-- Page excerpt --
Begin

1239

Case No. 14,650.

UNITED STATES v. BRITTON.

[2 Mason. 464.]1

Circuit Court, D. Massachusetts.

May Term, 1822.

FORGERY—DESTRUCTION BY DEFENDANT OF FORCED INSTRUMENT—INDICTMENT—PROOF OF—WHERE TRIED.

1. In an indictment for forgery, it is in general necessary to set forth the tenor of the instrument; and it must be proved as it is set forth.

2. It seems, that if the instrument be destroyed or suppressed by the prisoner, that fact being stated in the indictment will be a sufficient excuse for not setting forth the tenor.

[Cited in State v. Bryant. 17 N. H. 328; Moran v. Roberge, 84 Mich. 003. 48 N. W. 104.]

3. If the instrument is destroyed or suppressed by the prisoner, the tenor may be proved by parol evidence; the next best evidence is the rule; therefore if there be a copy which can be sworn to, that is the next best evidence.

[Cited in Com. v. Abbott. 130 Mass. 473; Nicholson v. Tarpey, 89 Cal. 022. 26 Pac. 1101. Cited in brief in Rhode v. McLean, 101 Ill. 469; Taylor v. McIrvin, 94 Ill. 490. Cited in note to Thompson v. Thompson, 9 Ind. 336.]

4. A check drawn in Philadelphia on Boston, in favor of the prisoner, who was then in Philadelphia, and who produces the check altered in Boston, if there be no evidence, that it was altered elsewhere, it is prima facie evidence, that it was altered in Massachusetts, that being the first state, where it is known to be altered.

[Cited in Com. v. Costley, 118 Mass. 26; State v. Yerger, 86 Mo. 39; Spencer v. Com., 2 Leign, 757.]

5. Forgeries under the laws of the United States, must be tried in the district, where the crime is committed.

End

-- Excerpted records --

Begin

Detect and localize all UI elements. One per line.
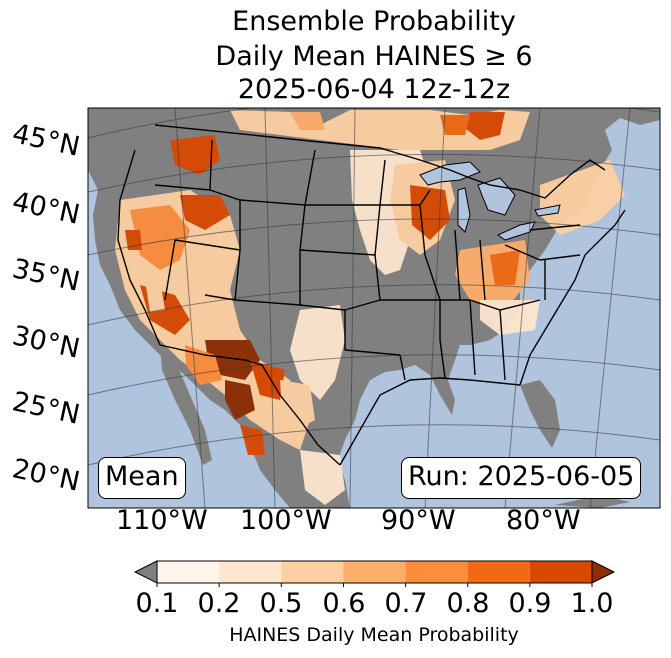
colorbar-segment: [529, 561, 592, 583]
run-date-label: Run: 2025-06-05: [401, 457, 642, 499]
colorbar-tick: 1.0: [570, 588, 614, 619]
lon-label-100w: 100°W: [240, 505, 332, 536]
colorbar-tick: 0.5: [259, 588, 303, 619]
colorbar-segment: [157, 561, 220, 583]
us-canada-border: [154, 124, 606, 199]
colorbar-tick: 0.8: [446, 588, 490, 619]
colorbar-tick: 0.2: [197, 588, 241, 619]
colorbar-tick: 0.7: [384, 588, 428, 619]
us-east-coast: [519, 209, 626, 386]
lon-label-80w: 80°W: [506, 505, 581, 536]
probability-shading: [115, 110, 625, 505]
colorbar-segment: [219, 561, 282, 583]
graticule: [88, 108, 660, 508]
us-gulf-coast: [339, 377, 521, 466]
title-line-2: Daily Mean HAINES ≥ 6: [215, 41, 533, 72]
colorbar-segment: [467, 561, 530, 583]
colorbar-over-extension: [591, 560, 616, 584]
lon-label-110w: 110°W: [116, 505, 208, 536]
colorbar-label: HAINES Daily Mean Probability: [229, 624, 519, 646]
colorbar-tick: 0.6: [322, 588, 366, 619]
land-baja-california: [160, 345, 212, 465]
mean-label: Mean: [98, 457, 186, 499]
colorbar-segment: [405, 561, 468, 583]
colorbar-segment: [343, 561, 406, 583]
great-lakes: [419, 161, 561, 241]
us-west-coast: [117, 149, 161, 346]
colorbar-under-extension: [133, 560, 158, 584]
title-line-3: 2025-06-04 12z-12z: [237, 74, 511, 105]
colorbar-tick: 0.9: [508, 588, 552, 619]
colorbar-segment: [281, 561, 344, 583]
title-line-1: Ensemble Probability: [232, 6, 516, 37]
land-florida: [520, 380, 560, 448]
colorbar-tick: 0.1: [135, 588, 179, 619]
lon-label-90w: 90°W: [381, 505, 456, 536]
borders: [117, 124, 626, 466]
us-mexico-border: [159, 344, 341, 466]
colorbar-outline: [156, 560, 593, 584]
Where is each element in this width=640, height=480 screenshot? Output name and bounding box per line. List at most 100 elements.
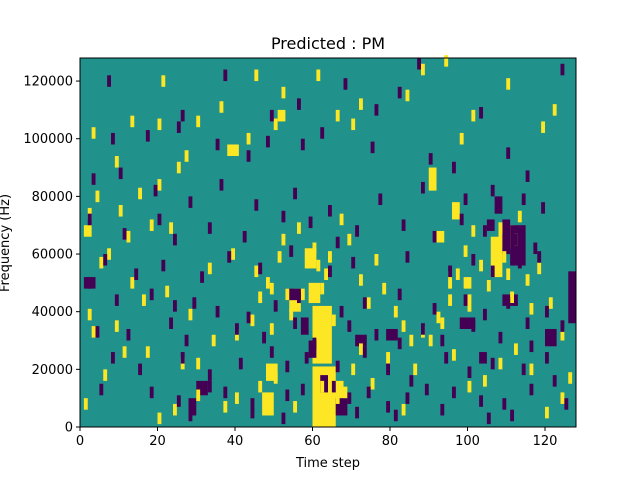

End

-- Short exercise 1 --
From the United States v. Britton headnotes, return the passage starting with "Case No. 14,650." and going on through "is set forth.".
-- Short exercise 2 --
According to the United States v. Britton headnotes, where must forgeries under the laws of the United States be tried?

-- Solution 1 --
Case No. 14,650.

UNITED STATES v. BRITTON.

[2 Mason. 464.]1

Circuit Court, D. Massachusetts.

May Term, 1822.

FORGERY—DESTRUCTION BY DEFENDANT OF FORCED INSTRUMENT—INDICTMENT—PROOF OF—WHERE TRIED.

1. In an indictment for forgery, it is in general necessary to set forth the tenor of the instrument; and it must be proved as it is set forth.

-- Solution 2 --
In the district where the crime is committed.